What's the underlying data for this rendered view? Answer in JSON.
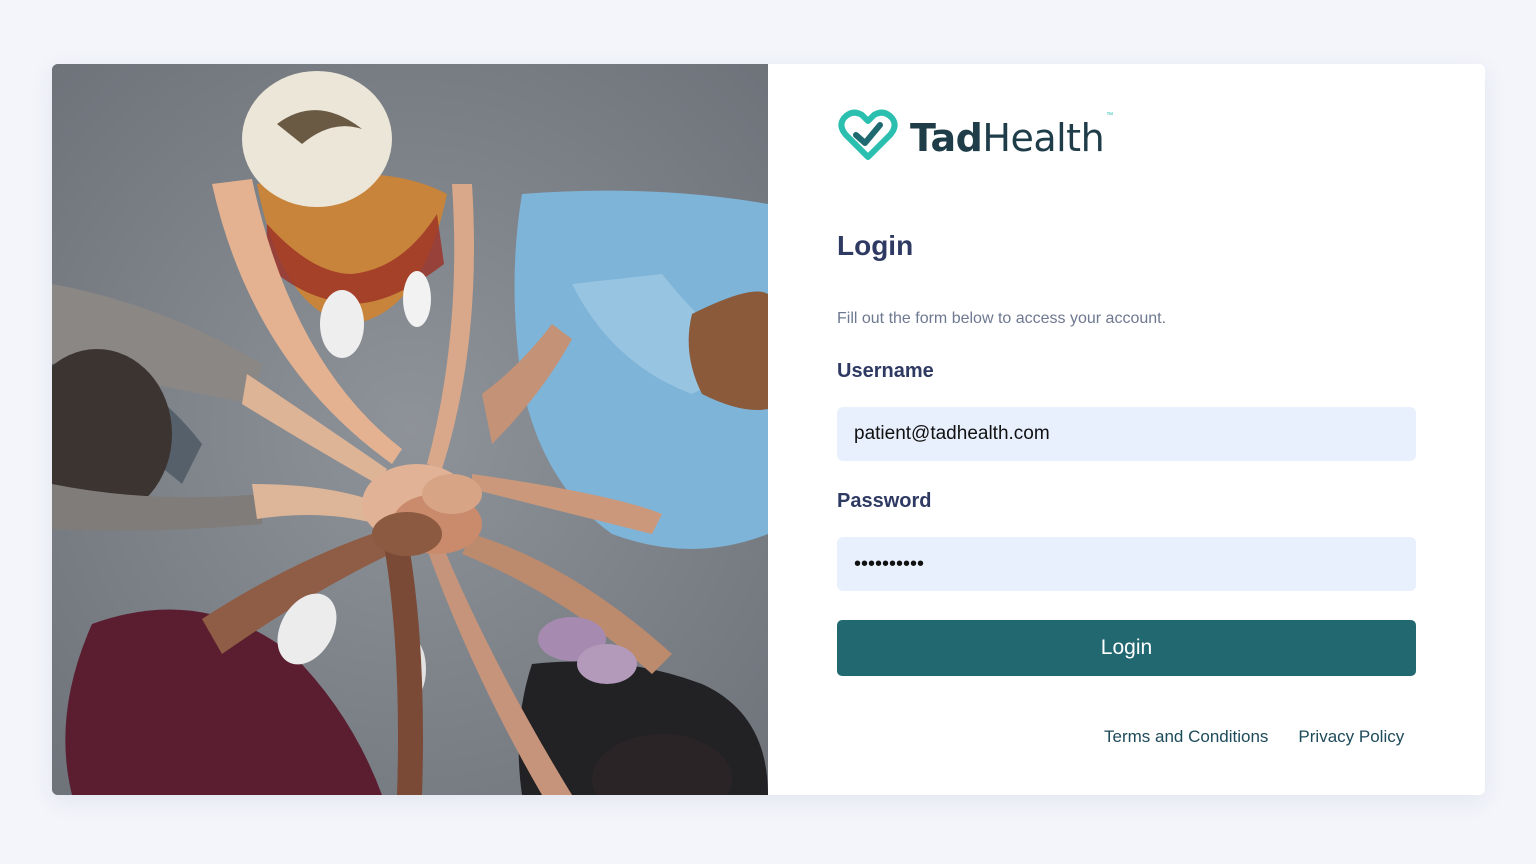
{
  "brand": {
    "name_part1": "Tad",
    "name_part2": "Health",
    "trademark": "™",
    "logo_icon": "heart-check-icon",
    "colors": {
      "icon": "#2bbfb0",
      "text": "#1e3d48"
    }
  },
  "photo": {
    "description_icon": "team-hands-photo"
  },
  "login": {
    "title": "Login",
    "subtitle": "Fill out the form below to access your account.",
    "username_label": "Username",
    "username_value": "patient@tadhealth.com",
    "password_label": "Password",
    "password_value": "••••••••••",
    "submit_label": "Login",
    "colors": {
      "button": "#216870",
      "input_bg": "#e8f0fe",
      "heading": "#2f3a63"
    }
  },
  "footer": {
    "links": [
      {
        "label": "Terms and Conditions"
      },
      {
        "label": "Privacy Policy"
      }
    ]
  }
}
================
Your task:
Reproduce every record above exactly, but leave out the pictures.

Answer to this problem:
What's the underlying data for this rendered view? Answer in JSON.
{
  "brand": {
    "name_part1": "Tad",
    "name_part2": "Health",
    "trademark": "™",
    "logo_icon": "heart-check-icon",
    "colors": {
      "icon": "#2bbfb0",
      "text": "#1e3d48"
    }
  },
  "photo": {
    "description_icon": "team-hands-photo"
  },
  "login": {
    "title": "Login",
    "subtitle": "Fill out the form below to access your account.",
    "username_label": "Username",
    "username_value": "patient@tadhealth.com",
    "password_label": "Password",
    "password_value": "••••••••••",
    "submit_label": "Login",
    "colors": {
      "button": "#216870",
      "input_bg": "#e8f0fe",
      "heading": "#2f3a63"
    }
  },
  "footer": {
    "links": [
      {
        "label": "Terms and Conditions"
      },
      {
        "label": "Privacy Policy"
      }
    ]
  }
}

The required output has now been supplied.